◆ **TASK DESCRIPTION**
From the listing that follows, extract every line and set it down unaltered.
### TASK INPUT ###
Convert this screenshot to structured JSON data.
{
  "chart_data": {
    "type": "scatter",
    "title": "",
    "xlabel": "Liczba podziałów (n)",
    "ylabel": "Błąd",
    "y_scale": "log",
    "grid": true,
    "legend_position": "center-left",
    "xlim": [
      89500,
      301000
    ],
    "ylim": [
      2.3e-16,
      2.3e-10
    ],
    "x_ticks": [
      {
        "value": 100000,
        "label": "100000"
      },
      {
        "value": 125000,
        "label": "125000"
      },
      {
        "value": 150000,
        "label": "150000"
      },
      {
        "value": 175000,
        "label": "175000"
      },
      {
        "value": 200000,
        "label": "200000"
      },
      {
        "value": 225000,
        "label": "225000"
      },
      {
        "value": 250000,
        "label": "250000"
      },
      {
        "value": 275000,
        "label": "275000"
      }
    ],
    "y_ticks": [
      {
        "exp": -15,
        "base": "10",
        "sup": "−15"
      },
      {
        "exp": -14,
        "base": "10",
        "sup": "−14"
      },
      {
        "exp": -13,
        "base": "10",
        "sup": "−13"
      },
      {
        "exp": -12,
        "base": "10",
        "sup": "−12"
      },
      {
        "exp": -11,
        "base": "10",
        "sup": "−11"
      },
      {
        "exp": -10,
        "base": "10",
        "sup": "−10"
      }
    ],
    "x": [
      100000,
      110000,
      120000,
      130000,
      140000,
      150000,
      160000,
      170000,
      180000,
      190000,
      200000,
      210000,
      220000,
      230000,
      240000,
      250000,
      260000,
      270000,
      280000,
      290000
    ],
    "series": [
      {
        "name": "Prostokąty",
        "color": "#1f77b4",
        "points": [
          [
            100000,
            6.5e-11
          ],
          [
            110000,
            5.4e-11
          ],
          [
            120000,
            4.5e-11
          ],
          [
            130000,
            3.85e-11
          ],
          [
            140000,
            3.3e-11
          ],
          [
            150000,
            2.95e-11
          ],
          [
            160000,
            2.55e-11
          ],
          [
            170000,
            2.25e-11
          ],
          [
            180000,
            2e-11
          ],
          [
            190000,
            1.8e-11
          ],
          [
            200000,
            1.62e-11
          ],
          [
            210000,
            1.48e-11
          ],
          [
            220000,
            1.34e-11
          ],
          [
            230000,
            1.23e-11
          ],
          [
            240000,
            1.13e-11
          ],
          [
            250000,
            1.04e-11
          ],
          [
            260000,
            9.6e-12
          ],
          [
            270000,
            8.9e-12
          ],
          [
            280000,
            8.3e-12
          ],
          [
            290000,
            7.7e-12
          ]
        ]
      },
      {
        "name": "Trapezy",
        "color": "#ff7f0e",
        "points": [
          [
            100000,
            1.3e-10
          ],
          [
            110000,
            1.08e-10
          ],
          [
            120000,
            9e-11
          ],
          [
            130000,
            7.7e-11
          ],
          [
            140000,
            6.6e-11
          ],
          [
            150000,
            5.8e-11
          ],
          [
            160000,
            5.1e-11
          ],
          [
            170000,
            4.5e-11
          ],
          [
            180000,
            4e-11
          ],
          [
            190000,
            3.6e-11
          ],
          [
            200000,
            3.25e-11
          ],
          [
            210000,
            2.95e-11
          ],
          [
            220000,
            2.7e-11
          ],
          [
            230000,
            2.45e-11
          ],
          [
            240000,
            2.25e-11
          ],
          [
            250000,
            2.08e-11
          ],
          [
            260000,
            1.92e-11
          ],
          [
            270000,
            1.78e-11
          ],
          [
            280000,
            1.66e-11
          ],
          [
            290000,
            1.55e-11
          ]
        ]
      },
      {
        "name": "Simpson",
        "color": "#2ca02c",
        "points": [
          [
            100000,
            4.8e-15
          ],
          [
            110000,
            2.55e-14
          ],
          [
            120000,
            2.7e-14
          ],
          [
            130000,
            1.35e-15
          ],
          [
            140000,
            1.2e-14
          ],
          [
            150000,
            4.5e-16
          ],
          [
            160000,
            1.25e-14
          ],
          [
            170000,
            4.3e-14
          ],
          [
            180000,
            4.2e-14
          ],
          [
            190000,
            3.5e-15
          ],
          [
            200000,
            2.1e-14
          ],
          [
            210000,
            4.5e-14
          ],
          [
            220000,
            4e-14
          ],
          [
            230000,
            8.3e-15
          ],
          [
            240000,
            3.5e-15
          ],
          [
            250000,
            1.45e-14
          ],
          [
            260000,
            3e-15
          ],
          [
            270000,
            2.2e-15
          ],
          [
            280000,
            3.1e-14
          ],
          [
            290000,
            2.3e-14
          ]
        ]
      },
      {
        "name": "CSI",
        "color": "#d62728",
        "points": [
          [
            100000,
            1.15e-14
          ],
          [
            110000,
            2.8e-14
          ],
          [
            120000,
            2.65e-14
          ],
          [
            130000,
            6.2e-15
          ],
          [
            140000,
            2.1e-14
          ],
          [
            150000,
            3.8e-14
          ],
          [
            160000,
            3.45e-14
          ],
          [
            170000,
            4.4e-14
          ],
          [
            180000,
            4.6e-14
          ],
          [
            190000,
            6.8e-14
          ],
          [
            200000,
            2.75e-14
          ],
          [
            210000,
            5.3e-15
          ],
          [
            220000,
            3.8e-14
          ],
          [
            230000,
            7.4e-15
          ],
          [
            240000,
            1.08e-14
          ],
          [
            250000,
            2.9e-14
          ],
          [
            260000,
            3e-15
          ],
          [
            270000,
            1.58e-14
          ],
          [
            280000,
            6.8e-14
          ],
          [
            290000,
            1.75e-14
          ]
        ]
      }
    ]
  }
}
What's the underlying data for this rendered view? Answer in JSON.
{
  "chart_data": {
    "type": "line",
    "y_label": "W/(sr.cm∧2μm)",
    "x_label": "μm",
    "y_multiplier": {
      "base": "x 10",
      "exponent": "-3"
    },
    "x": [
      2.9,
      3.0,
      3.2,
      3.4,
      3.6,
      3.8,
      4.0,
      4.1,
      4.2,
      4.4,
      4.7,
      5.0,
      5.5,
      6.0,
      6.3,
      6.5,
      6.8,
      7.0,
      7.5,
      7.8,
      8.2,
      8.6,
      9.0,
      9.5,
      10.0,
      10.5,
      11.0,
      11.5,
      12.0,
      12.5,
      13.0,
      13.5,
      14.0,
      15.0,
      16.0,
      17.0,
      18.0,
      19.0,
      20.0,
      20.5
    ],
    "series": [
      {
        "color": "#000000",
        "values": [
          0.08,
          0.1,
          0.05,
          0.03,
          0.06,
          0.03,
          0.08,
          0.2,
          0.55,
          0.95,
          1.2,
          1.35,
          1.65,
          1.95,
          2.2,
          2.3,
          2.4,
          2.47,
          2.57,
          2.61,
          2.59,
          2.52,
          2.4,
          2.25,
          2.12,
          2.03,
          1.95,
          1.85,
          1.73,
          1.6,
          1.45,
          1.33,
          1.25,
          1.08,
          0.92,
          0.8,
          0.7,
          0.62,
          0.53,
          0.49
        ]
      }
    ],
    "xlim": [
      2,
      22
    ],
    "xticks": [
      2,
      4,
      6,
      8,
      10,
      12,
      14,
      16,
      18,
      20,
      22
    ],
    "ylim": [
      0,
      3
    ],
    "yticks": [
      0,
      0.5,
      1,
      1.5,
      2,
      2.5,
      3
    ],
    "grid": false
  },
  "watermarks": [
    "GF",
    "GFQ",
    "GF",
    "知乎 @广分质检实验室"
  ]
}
###
◆ **TASK SOLUTION**
Convert this screenshot to structured JSON data.
{
  "chart_data": {
    "type": "scatter",
    "title": "",
    "xlabel": "Liczba podziałów (n)",
    "ylabel": "Błąd",
    "y_scale": "log",
    "grid": true,
    "legend_position": "center-left",
    "xlim": [
      89500,
      301000
    ],
    "ylim": [
      2.3e-16,
      2.3e-10
    ],
    "x_ticks": [
      {
        "value": 100000,
        "label": "100000"
      },
      {
        "value": 125000,
        "label": "125000"
      },
      {
        "value": 150000,
        "label": "150000"
      },
      {
        "value": 175000,
        "label": "175000"
      },
      {
        "value": 200000,
        "label": "200000"
      },
      {
        "value": 225000,
        "label": "225000"
      },
      {
        "value": 250000,
        "label": "250000"
      },
      {
        "value": 275000,
        "label": "275000"
      }
    ],
    "y_ticks": [
      {
        "exp": -15,
        "base": "10",
        "sup": "−15"
      },
      {
        "exp": -14,
        "base": "10",
        "sup": "−14"
      },
      {
        "exp": -13,
        "base": "10",
        "sup": "−13"
      },
      {
        "exp": -12,
        "base": "10",
        "sup": "−12"
      },
      {
        "exp": -11,
        "base": "10",
        "sup": "−11"
      },
      {
        "exp": -10,
        "base": "10",
        "sup": "−10"
      }
    ],
    "x": [
      100000,
      110000,
      120000,
      130000,
      140000,
      150000,
      160000,
      170000,
      180000,
      190000,
      200000,
      210000,
      220000,
      230000,
      240000,
      250000,
      260000,
      270000,
      280000,
      290000
    ],
    "series": [
      {
        "name": "Prostokąty",
        "color": "#1f77b4",
        "points": [
          [
            100000,
            6.5e-11
          ],
          [
            110000,
            5.4e-11
          ],
          [
            120000,
            4.5e-11
          ],
          [
            130000,
            3.85e-11
          ],
          [
            140000,
            3.3e-11
          ],
          [
            150000,
            2.95e-11
          ],
          [
            160000,
            2.55e-11
          ],
          [
            170000,
            2.25e-11
          ],
          [
            180000,
            2e-11
          ],
          [
            190000,
            1.8e-11
          ],
          [
            200000,
            1.62e-11
          ],
          [
            210000,
            1.48e-11
          ],
          [
            220000,
            1.34e-11
          ],
          [
            230000,
            1.23e-11
          ],
          [
            240000,
            1.13e-11
          ],
          [
            250000,
            1.04e-11
          ],
          [
            260000,
            9.6e-12
          ],
          [
            270000,
            8.9e-12
          ],
          [
            280000,
            8.3e-12
          ],
          [
            290000,
            7.7e-12
          ]
        ]
      },
      {
        "name": "Trapezy",
        "color": "#ff7f0e",
        "points": [
          [
            100000,
            1.3e-10
          ],
          [
            110000,
            1.08e-10
          ],
          [
            120000,
            9e-11
          ],
          [
            130000,
            7.7e-11
          ],
          [
            140000,
            6.6e-11
          ],
          [
            150000,
            5.8e-11
          ],
          [
            160000,
            5.1e-11
          ],
          [
            170000,
            4.5e-11
          ],
          [
            180000,
            4e-11
          ],
          [
            190000,
            3.6e-11
          ],
          [
            200000,
            3.25e-11
          ],
          [
            210000,
            2.95e-11
          ],
          [
            220000,
            2.7e-11
          ],
          [
            230000,
            2.45e-11
          ],
          [
            240000,
            2.25e-11
          ],
          [
            250000,
            2.08e-11
          ],
          [
            260000,
            1.92e-11
          ],
          [
            270000,
            1.78e-11
          ],
          [
            280000,
            1.66e-11
          ],
          [
            290000,
            1.55e-11
          ]
        ]
      },
      {
        "name": "Simpson",
        "color": "#2ca02c",
        "points": [
          [
            100000,
            4.8e-15
          ],
          [
            110000,
            2.55e-14
          ],
          [
            120000,
            2.7e-14
          ],
          [
            130000,
            1.35e-15
          ],
          [
            140000,
            1.2e-14
          ],
          [
            150000,
            4.5e-16
          ],
          [
            160000,
            1.25e-14
          ],
          [
            170000,
            4.3e-14
          ],
          [
            180000,
            4.2e-14
          ],
          [
            190000,
            3.5e-15
          ],
          [
            200000,
            2.1e-14
          ],
          [
            210000,
            4.5e-14
          ],
          [
            220000,
            4e-14
          ],
          [
            230000,
            8.3e-15
          ],
          [
            240000,
            3.5e-15
          ],
          [
            250000,
            1.45e-14
          ],
          [
            260000,
            3e-15
          ],
          [
            270000,
            2.2e-15
          ],
          [
            280000,
            3.1e-14
          ],
          [
            290000,
            2.3e-14
          ]
        ]
      },
      {
        "name": "CSI",
        "color": "#d62728",
        "points": [
          [
            100000,
            1.15e-14
          ],
          [
            110000,
            2.8e-14
          ],
          [
            120000,
            2.65e-14
          ],
          [
            130000,
            6.2e-15
          ],
          [
            140000,
            2.1e-14
          ],
          [
            150000,
            3.8e-14
          ],
          [
            160000,
            3.45e-14
          ],
          [
            170000,
            4.4e-14
          ],
          [
            180000,
            4.6e-14
          ],
          [
            190000,
            6.8e-14
          ],
          [
            200000,
            2.75e-14
          ],
          [
            210000,
            5.3e-15
          ],
          [
            220000,
            3.8e-14
          ],
          [
            230000,
            7.4e-15
          ],
          [
            240000,
            1.08e-14
          ],
          [
            250000,
            2.9e-14
          ],
          [
            260000,
            3e-15
          ],
          [
            270000,
            1.58e-14
          ],
          [
            280000,
            6.8e-14
          ],
          [
            290000,
            1.75e-14
          ]
        ]
      }
    ]
  }
}
What's the underlying data for this rendered view? Answer in JSON.
{
  "chart_data": {
    "type": "line",
    "y_label": "W/(sr.cm∧2μm)",
    "x_label": "μm",
    "y_multiplier": {
      "base": "x 10",
      "exponent": "-3"
    },
    "x": [
      2.9,
      3.0,
      3.2,
      3.4,
      3.6,
      3.8,
      4.0,
      4.1,
      4.2,
      4.4,
      4.7,
      5.0,
      5.5,
      6.0,
      6.3,
      6.5,
      6.8,
      7.0,
      7.5,
      7.8,
      8.2,
      8.6,
      9.0,
      9.5,
      10.0,
      10.5,
      11.0,
      11.5,
      12.0,
      12.5,
      13.0,
      13.5,
      14.0,
      15.0,
      16.0,
      17.0,
      18.0,
      19.0,
      20.0,
      20.5
    ],
    "series": [
      {
        "color": "#000000",
        "values": [
          0.08,
          0.1,
          0.05,
          0.03,
          0.06,
          0.03,
          0.08,
          0.2,
          0.55,
          0.95,
          1.2,
          1.35,
          1.65,
          1.95,
          2.2,
          2.3,
          2.4,
          2.47,
          2.57,
          2.61,
          2.59,
          2.52,
          2.4,
          2.25,
          2.12,
          2.03,
          1.95,
          1.85,
          1.73,
          1.6,
          1.45,
          1.33,
          1.25,
          1.08,
          0.92,
          0.8,
          0.7,
          0.62,
          0.53,
          0.49
        ]
      }
    ],
    "xlim": [
      2,
      22
    ],
    "xticks": [
      2,
      4,
      6,
      8,
      10,
      12,
      14,
      16,
      18,
      20,
      22
    ],
    "ylim": [
      0,
      3
    ],
    "yticks": [
      0,
      0.5,
      1,
      1.5,
      2,
      2.5,
      3
    ],
    "grid": false
  },
  "watermarks": [
    "GF",
    "GFQ",
    "GF",
    "知乎 @广分质检实验室"
  ]
}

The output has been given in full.